▸ Records from a collection

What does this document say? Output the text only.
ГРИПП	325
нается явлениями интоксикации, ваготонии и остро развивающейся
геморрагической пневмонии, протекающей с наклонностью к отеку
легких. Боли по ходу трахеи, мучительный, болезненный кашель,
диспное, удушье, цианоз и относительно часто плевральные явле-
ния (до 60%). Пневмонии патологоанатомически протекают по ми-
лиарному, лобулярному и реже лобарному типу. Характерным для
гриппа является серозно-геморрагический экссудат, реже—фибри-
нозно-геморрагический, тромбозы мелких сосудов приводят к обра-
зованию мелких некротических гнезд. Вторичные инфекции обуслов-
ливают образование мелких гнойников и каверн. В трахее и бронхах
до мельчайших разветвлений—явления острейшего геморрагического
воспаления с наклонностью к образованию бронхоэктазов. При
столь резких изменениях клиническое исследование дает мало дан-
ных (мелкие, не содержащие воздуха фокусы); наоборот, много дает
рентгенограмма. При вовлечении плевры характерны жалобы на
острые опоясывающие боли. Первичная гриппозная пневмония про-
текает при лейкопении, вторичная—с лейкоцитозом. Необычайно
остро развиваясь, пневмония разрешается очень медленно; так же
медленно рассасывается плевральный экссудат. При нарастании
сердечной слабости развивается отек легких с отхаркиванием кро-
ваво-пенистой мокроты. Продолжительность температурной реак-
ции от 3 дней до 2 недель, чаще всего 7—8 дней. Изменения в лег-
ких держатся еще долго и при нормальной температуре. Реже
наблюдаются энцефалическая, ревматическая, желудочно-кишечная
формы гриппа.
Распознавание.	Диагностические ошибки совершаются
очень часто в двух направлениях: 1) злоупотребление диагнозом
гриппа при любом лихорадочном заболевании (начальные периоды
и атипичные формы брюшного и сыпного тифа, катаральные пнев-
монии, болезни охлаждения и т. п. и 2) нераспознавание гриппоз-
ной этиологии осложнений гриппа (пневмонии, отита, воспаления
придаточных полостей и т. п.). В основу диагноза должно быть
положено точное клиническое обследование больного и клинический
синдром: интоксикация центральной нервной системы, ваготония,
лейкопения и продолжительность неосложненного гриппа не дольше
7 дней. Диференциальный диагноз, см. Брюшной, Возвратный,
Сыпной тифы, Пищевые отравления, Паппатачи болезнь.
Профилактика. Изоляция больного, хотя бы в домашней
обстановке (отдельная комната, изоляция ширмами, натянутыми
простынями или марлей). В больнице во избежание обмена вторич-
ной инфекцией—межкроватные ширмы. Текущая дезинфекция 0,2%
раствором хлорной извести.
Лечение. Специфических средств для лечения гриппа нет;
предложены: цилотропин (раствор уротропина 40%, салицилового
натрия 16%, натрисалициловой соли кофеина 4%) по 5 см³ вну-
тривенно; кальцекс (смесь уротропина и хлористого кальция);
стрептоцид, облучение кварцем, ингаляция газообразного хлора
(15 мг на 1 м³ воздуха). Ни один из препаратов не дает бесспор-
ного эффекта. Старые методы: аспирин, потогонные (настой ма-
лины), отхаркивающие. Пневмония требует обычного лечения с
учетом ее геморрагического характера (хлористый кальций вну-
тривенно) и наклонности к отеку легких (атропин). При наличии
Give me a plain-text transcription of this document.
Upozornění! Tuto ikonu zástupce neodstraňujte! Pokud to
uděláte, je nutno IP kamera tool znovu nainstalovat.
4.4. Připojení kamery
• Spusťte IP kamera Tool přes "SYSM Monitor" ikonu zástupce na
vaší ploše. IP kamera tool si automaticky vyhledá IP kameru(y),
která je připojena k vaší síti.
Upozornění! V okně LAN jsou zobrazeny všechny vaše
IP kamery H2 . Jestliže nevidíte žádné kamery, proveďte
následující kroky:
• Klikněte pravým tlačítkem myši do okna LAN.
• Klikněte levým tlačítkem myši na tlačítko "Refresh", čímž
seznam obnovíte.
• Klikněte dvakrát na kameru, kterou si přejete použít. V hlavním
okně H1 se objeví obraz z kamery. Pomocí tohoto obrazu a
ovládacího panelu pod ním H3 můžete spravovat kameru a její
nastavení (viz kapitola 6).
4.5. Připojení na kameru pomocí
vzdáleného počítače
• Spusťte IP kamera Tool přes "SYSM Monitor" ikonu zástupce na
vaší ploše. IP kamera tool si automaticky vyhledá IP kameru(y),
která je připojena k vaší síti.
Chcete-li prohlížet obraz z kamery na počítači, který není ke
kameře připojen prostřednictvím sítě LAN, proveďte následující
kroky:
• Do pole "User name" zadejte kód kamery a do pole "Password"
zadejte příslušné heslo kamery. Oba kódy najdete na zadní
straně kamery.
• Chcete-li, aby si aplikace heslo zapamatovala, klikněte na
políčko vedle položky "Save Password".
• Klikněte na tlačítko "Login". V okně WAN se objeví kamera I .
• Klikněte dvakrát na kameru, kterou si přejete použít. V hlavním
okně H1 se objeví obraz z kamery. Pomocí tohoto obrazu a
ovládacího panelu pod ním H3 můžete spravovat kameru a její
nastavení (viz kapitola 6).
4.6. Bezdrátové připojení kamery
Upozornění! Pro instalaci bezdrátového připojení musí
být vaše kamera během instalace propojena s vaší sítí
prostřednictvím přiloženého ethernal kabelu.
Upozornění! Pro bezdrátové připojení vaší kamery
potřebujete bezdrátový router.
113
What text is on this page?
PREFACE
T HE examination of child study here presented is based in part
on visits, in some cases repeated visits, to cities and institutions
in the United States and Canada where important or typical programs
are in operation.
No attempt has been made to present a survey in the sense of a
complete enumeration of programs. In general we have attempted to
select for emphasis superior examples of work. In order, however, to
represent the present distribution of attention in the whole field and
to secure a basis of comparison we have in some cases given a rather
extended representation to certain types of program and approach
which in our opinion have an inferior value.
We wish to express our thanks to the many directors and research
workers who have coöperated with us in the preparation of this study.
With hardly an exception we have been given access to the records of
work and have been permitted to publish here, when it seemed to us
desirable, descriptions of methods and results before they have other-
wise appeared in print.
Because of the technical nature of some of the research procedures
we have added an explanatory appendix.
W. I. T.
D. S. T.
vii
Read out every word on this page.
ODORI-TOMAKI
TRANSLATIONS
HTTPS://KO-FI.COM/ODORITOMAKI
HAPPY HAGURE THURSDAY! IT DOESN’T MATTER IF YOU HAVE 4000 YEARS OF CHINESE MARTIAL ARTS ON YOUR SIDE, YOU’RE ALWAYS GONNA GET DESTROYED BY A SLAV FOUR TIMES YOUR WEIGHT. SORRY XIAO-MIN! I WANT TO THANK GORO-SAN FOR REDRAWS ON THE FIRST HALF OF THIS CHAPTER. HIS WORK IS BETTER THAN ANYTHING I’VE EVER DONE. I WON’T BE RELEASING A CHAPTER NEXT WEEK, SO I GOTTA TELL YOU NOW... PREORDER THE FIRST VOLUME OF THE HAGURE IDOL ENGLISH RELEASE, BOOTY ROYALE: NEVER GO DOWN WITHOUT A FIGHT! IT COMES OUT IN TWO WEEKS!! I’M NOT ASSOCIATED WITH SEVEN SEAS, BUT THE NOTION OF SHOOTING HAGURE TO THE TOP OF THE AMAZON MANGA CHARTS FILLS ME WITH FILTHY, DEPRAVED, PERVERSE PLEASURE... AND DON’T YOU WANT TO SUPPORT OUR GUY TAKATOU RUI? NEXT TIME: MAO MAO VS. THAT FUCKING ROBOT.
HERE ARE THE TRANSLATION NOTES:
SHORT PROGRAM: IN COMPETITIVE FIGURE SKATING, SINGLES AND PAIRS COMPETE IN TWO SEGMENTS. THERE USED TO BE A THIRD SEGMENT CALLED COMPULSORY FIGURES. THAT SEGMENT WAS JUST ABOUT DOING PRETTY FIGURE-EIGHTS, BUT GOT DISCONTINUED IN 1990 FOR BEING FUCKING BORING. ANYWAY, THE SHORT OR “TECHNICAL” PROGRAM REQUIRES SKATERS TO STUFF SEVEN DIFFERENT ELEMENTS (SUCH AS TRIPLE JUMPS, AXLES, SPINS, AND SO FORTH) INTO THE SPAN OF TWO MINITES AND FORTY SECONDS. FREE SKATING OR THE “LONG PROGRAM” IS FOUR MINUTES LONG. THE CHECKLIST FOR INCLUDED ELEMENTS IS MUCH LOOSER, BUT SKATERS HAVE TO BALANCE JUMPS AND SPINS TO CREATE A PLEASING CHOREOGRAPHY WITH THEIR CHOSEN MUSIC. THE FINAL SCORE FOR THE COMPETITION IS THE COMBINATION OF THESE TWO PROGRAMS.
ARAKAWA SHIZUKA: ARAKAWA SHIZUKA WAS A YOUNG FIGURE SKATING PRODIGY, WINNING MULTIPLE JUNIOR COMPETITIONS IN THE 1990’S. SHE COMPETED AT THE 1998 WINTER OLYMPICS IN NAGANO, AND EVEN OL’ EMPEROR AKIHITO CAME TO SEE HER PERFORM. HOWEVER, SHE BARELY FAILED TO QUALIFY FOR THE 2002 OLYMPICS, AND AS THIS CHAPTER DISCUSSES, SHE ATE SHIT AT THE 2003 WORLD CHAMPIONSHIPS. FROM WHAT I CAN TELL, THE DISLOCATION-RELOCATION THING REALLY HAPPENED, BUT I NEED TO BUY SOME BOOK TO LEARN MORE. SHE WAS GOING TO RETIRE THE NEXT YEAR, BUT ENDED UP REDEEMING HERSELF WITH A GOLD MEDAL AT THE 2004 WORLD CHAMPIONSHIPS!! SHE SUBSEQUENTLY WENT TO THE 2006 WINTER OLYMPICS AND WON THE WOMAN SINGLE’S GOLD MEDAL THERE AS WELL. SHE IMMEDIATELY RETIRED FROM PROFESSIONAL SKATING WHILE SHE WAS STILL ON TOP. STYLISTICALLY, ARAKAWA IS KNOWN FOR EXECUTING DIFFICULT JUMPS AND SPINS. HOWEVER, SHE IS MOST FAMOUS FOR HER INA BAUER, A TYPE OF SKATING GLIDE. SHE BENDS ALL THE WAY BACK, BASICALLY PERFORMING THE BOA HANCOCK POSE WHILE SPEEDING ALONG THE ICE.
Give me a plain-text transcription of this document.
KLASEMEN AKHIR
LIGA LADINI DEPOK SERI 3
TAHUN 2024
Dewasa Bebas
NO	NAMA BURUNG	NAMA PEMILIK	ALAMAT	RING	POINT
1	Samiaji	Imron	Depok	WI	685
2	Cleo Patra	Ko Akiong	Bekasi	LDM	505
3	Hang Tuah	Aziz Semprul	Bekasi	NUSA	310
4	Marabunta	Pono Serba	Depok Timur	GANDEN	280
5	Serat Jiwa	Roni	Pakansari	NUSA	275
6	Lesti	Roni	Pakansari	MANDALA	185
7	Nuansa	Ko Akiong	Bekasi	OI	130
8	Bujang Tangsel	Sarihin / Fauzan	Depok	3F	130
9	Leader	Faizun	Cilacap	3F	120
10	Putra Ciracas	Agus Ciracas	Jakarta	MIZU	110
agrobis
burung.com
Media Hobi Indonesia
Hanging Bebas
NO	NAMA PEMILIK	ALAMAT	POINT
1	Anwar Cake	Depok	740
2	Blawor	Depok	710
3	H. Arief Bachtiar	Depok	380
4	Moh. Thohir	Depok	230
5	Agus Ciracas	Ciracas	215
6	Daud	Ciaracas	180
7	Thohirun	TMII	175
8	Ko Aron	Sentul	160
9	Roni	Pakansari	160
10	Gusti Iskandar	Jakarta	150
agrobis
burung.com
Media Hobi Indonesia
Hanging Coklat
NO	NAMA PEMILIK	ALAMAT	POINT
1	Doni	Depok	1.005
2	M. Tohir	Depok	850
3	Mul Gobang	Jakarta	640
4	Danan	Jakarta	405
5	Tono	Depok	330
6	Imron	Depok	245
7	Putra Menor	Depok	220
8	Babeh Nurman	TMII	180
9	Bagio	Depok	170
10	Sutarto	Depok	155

▸ Written problem
Pull every line containing "SKATING" from the material above.

▸ Complete response
SHORT PROGRAM: IN COMPETITIVE FIGURE SKATING, SINGLES AND PAIRS COMPETE IN TWO SEGMENTS. THERE USED TO BE A THIRD SEGMENT CALLED COMPULSORY FIGURES. THAT SEGMENT WAS JUST ABOUT DOING PRETTY FIGURE-EIGHTS, BUT GOT DISCONTINUED IN 1990 FOR BEING FUCKING BORING. ANYWAY, THE SHORT OR “TECHNICAL” PROGRAM REQUIRES SKATERS TO STUFF SEVEN DIFFERENT ELEMENTS (SUCH AS TRIPLE JUMPS, AXLES, SPINS, AND SO FORTH) INTO THE SPAN OF TWO MINITES AND FORTY SECONDS. FREE SKATING OR THE “LONG PROGRAM” IS FOUR MINUTES LONG. THE CHECKLIST FOR INCLUDED ELEMENTS IS MUCH LOOSER, BUT SKATERS HAVE TO BALANCE JUMPS AND SPINS TO CREATE A PLEASING CHOREOGRAPHY WITH THEIR CHOSEN MUSIC. THE FINAL SCORE FOR THE COMPETITION IS THE COMBINATION OF THESE TWO PROGRAMS.
ARAKAWA SHIZUKA: ARAKAWA SHIZUKA WAS A YOUNG FIGURE SKATING PRODIGY, WINNING MULTIPLE JUNIOR COMPETITIONS IN THE 1990’S. SHE COMPETED AT THE 1998 WINTER OLYMPICS IN NAGANO, AND EVEN OL’ EMPEROR AKIHITO CAME TO SEE HER PERFORM. HOWEVER, SHE BARELY FAILED TO QUALIFY FOR THE 2002 OLYMPICS, AND AS THIS CHAPTER DISCUSSES, SHE ATE SHIT AT THE 2003 WORLD CHAMPIONSHIPS. FROM WHAT I CAN TELL, THE DISLOCATION-RELOCATION THING REALLY HAPPENED, BUT I NEED TO BUY SOME BOOK TO LEARN MORE. SHE WAS GOING TO RETIRE THE NEXT YEAR, BUT ENDED UP REDEEMING HERSELF WITH A GOLD MEDAL AT THE 2004 WORLD CHAMPIONSHIPS!! SHE SUBSEQUENTLY WENT TO THE 2006 WINTER OLYMPICS AND WON THE WOMAN SINGLE’S GOLD MEDAL THERE AS WELL. SHE IMMEDIATELY RETIRED FROM PROFESSIONAL SKATING WHILE SHE WAS STILL ON TOP. STYLISTICALLY, ARAKAWA IS KNOWN FOR EXECUTING DIFFICULT JUMPS AND SPINS. HOWEVER, SHE IS MOST FAMOUS FOR HER INA BAUER, A TYPE OF SKATING GLIDE. SHE BENDS ALL THE WAY BACK, BASICALLY PERFORMING THE BOA HANCOCK POSE WHILE SPEEDING ALONG THE ICE.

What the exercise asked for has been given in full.